AIM. Pull every line holding the string "生产毛利" from the records below.

SUPPLIED ENTRIES.
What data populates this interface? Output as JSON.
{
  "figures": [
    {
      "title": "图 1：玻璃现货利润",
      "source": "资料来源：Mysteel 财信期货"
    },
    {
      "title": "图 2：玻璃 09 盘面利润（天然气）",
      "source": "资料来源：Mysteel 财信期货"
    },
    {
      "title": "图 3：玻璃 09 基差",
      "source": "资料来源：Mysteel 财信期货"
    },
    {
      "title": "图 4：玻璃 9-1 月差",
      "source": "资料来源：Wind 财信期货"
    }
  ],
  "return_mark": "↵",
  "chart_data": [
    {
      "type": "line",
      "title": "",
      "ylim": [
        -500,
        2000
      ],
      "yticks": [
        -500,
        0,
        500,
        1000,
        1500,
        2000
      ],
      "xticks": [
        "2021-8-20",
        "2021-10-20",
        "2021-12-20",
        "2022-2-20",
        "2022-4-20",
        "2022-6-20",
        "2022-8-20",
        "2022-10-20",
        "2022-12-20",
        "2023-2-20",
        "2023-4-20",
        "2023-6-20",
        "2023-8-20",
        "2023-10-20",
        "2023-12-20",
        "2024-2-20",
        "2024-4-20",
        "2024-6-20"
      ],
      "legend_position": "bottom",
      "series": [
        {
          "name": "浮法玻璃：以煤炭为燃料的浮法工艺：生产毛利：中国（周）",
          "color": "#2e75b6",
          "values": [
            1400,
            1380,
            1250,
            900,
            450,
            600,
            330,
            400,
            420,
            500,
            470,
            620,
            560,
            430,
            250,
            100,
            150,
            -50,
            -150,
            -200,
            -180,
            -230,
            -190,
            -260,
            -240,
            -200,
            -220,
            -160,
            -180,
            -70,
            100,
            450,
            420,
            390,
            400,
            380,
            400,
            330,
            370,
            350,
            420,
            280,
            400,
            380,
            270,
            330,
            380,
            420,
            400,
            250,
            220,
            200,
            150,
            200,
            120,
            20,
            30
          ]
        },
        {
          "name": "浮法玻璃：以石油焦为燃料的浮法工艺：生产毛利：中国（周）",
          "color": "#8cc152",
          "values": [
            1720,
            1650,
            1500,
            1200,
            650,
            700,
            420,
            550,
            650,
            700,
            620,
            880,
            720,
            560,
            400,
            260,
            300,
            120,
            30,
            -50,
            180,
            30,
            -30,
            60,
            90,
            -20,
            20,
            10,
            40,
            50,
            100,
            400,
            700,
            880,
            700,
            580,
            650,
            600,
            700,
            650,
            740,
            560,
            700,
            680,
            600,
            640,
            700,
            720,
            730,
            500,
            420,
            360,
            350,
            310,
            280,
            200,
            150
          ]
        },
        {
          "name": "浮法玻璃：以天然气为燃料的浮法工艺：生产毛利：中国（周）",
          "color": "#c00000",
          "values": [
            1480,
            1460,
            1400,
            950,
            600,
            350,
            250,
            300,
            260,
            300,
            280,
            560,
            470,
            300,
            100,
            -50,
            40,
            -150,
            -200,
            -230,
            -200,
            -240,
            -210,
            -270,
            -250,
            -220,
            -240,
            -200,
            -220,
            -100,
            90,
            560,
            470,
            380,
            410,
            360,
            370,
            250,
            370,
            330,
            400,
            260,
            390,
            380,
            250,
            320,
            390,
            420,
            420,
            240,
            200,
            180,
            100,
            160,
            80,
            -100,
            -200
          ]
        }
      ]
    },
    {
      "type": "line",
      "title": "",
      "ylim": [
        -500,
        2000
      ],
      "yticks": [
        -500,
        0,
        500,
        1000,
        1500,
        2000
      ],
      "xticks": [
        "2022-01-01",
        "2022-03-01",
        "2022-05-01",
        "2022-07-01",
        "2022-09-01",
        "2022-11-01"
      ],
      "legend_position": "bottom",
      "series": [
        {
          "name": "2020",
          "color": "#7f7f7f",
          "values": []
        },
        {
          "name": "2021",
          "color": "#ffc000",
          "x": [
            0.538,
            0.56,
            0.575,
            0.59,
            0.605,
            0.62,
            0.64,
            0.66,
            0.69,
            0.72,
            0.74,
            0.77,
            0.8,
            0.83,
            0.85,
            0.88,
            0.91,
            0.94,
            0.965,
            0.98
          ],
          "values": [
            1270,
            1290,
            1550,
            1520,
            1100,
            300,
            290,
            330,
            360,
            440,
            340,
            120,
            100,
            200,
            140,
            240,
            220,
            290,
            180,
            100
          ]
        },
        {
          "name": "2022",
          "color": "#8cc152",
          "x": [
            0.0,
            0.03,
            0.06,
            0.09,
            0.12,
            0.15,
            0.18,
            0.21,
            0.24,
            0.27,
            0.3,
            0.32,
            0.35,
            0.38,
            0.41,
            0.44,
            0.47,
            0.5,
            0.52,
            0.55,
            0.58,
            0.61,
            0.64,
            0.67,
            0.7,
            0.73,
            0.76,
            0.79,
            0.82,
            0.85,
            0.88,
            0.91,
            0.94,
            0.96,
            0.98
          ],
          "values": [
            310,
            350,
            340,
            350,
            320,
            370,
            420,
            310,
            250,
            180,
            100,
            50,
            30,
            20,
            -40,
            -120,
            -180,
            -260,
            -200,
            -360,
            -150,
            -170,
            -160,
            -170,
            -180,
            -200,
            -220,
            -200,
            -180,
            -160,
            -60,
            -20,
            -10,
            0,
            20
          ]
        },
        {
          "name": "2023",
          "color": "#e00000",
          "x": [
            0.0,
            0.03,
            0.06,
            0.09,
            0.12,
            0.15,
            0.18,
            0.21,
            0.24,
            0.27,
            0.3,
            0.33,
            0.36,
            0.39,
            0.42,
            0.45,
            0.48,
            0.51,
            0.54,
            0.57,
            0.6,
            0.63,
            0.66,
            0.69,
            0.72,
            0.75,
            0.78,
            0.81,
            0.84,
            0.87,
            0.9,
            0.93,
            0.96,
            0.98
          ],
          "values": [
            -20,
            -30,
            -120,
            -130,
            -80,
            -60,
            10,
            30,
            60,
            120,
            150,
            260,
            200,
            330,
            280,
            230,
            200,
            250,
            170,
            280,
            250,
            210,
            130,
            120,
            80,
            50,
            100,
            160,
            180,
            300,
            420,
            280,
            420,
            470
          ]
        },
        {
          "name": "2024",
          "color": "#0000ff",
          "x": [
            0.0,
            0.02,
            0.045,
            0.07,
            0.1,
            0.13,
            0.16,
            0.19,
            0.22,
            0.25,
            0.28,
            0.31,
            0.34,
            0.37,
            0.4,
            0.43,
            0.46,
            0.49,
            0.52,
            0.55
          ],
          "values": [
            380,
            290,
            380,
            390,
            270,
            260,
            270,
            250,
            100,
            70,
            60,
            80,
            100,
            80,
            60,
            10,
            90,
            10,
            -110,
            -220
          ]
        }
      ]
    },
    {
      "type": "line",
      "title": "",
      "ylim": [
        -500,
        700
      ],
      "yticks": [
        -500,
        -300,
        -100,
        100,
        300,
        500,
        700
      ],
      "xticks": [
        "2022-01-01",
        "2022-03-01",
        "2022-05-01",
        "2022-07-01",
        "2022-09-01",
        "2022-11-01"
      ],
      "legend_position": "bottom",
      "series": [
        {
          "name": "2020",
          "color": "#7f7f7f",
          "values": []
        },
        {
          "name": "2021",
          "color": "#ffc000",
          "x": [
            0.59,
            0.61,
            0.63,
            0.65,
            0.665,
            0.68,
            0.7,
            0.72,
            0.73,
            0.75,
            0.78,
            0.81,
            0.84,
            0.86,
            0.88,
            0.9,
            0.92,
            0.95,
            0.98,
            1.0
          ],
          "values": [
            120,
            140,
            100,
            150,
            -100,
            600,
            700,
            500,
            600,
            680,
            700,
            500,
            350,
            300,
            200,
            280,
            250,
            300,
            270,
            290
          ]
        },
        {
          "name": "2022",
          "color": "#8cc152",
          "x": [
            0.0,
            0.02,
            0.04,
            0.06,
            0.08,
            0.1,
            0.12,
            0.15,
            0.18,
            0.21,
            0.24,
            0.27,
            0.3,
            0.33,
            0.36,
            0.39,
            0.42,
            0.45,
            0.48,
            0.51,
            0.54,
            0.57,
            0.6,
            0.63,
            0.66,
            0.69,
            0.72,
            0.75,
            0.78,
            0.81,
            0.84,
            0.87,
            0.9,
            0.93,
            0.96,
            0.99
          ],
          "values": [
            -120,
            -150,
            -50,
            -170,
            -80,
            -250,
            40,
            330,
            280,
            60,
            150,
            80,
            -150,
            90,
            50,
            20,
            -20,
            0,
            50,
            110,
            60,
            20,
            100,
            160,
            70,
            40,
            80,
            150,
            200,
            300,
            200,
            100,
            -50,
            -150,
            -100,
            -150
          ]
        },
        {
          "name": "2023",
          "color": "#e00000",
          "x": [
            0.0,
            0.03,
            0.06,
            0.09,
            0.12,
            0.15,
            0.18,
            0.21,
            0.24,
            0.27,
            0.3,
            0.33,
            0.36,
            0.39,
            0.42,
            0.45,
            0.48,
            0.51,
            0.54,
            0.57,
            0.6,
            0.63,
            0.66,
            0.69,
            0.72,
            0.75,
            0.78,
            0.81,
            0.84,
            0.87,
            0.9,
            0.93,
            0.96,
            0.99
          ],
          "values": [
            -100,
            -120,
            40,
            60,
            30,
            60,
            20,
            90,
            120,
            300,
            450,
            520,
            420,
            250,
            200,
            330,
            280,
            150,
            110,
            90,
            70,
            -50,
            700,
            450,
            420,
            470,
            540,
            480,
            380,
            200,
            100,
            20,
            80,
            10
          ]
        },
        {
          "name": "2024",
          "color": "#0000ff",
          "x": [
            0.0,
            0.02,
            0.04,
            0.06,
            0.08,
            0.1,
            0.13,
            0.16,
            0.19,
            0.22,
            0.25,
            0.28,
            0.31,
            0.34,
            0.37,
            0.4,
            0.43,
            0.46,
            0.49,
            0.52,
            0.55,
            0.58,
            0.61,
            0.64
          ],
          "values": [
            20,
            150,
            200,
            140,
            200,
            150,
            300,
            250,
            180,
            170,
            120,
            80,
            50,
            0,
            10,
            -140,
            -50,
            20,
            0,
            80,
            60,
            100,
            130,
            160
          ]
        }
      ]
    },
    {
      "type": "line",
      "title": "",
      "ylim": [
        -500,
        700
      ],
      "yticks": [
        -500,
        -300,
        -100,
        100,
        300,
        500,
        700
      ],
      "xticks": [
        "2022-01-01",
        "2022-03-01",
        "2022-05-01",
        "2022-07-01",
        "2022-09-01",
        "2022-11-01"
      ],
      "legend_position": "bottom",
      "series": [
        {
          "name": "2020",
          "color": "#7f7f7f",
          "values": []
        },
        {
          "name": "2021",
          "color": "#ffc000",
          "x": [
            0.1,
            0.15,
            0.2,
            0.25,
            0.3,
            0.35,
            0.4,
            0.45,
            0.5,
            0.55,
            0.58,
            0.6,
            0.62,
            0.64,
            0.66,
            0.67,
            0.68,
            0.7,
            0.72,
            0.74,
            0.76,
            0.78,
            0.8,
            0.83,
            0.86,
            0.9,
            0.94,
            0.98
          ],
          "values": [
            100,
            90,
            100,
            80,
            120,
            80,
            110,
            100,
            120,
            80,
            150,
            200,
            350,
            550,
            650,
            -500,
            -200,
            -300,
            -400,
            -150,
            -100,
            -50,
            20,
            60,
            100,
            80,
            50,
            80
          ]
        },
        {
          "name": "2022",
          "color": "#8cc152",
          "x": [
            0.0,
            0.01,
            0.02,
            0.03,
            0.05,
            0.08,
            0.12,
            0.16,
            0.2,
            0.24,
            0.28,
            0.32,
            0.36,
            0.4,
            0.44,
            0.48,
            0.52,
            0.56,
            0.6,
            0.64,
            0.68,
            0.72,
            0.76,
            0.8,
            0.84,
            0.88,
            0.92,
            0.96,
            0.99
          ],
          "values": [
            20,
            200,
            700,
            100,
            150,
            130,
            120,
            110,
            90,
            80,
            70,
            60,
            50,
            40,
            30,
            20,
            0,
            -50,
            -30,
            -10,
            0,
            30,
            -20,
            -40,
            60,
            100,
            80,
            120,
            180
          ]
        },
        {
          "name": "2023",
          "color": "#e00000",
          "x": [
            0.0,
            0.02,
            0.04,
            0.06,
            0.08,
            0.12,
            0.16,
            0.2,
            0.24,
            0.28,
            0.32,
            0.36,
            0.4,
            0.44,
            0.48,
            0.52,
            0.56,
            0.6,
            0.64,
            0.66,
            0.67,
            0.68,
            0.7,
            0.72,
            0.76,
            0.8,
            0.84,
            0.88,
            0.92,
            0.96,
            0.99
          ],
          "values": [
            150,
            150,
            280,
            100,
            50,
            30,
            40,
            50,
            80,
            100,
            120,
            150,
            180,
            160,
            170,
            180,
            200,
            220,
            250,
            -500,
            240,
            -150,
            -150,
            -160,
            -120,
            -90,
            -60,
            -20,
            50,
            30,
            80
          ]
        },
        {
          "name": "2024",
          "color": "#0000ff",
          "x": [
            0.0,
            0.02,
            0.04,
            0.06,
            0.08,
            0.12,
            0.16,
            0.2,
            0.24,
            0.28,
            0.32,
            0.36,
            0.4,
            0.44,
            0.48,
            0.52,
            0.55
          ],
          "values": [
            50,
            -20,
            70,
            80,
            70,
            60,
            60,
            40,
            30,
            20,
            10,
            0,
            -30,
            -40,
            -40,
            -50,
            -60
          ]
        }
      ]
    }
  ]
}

REPLY TO THE TASK.
          "name": "浮法玻璃：以煤炭为燃料的浮法工艺：生产毛利：中国（周）",
          "name": "浮法玻璃：以石油焦为燃料的浮法工艺：生产毛利：中国（周）",
          "name": "浮法玻璃：以天然气为燃料的浮法工艺：生产毛利：中国（周）",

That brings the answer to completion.